Take the material below and write it all out again exactly.

>> Begin

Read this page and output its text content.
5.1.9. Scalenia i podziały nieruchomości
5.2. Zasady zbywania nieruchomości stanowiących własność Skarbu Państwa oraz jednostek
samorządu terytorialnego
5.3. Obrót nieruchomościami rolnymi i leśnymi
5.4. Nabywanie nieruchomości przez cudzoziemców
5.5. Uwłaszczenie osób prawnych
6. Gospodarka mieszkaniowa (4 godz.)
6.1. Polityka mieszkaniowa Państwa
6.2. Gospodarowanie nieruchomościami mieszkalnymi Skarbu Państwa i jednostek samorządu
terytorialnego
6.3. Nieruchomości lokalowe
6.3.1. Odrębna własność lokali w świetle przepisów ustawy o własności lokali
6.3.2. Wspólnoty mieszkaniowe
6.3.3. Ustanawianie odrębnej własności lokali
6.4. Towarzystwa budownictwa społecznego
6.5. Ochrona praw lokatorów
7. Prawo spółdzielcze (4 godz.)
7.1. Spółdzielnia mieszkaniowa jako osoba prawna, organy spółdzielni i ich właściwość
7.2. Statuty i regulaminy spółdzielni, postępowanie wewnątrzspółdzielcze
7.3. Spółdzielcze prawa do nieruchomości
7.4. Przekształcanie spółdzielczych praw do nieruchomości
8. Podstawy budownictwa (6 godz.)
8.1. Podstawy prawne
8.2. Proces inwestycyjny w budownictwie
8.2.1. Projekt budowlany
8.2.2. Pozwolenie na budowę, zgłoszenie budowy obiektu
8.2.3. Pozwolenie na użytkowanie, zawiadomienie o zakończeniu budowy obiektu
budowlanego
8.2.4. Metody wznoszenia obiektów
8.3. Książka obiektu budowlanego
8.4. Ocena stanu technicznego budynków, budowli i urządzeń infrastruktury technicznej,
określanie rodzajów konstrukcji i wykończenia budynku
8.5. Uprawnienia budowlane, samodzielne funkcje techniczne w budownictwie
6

>> End

Exercise result -
Read this page and output its text content.
5.1.9. Scalenia i podziały nieruchomości
5.2. Zasady zbywania nieruchomości stanowiących własność Skarbu Państwa oraz jednostek
samorządu terytorialnego
5.3. Obrót nieruchomościami rolnymi i leśnymi
5.4. Nabywanie nieruchomości przez cudzoziemców
5.5. Uwłaszczenie osób prawnych
6. Gospodarka mieszkaniowa (4 godz.)
6.1. Polityka mieszkaniowa Państwa
6.2. Gospodarowanie nieruchomościami mieszkalnymi Skarbu Państwa i jednostek samorządu
terytorialnego
6.3. Nieruchomości lokalowe
6.3.1. Odrębna własność lokali w świetle przepisów ustawy o własności lokali
6.3.2. Wspólnoty mieszkaniowe
6.3.3. Ustanawianie odrębnej własności lokali
6.4. Towarzystwa budownictwa społecznego
6.5. Ochrona praw lokatorów
7. Prawo spółdzielcze (4 godz.)
7.1. Spółdzielnia mieszkaniowa jako osoba prawna, organy spółdzielni i ich właściwość
7.2. Statuty i regulaminy spółdzielni, postępowanie wewnątrzspółdzielcze
7.3. Spółdzielcze prawa do nieruchomości
7.4. Przekształcanie spółdzielczych praw do nieruchomości
8. Podstawy budownictwa (6 godz.)
8.1. Podstawy prawne
8.2. Proces inwestycyjny w budownictwie
8.2.1. Projekt budowlany
8.2.2. Pozwolenie na budowę, zgłoszenie budowy obiektu
8.2.3. Pozwolenie na użytkowanie, zawiadomienie o zakończeniu budowy obiektu
budowlanego
8.2.4. Metody wznoszenia obiektów
8.3. Książka obiektu budowlanego
8.4. Ocena stanu technicznego budynków, budowli i urządzeń infrastruktury technicznej,
określanie rodzajów konstrukcji i wykończenia budynku
8.5. Uprawnienia budowlane, samodzielne funkcje techniczne w budownictwie
6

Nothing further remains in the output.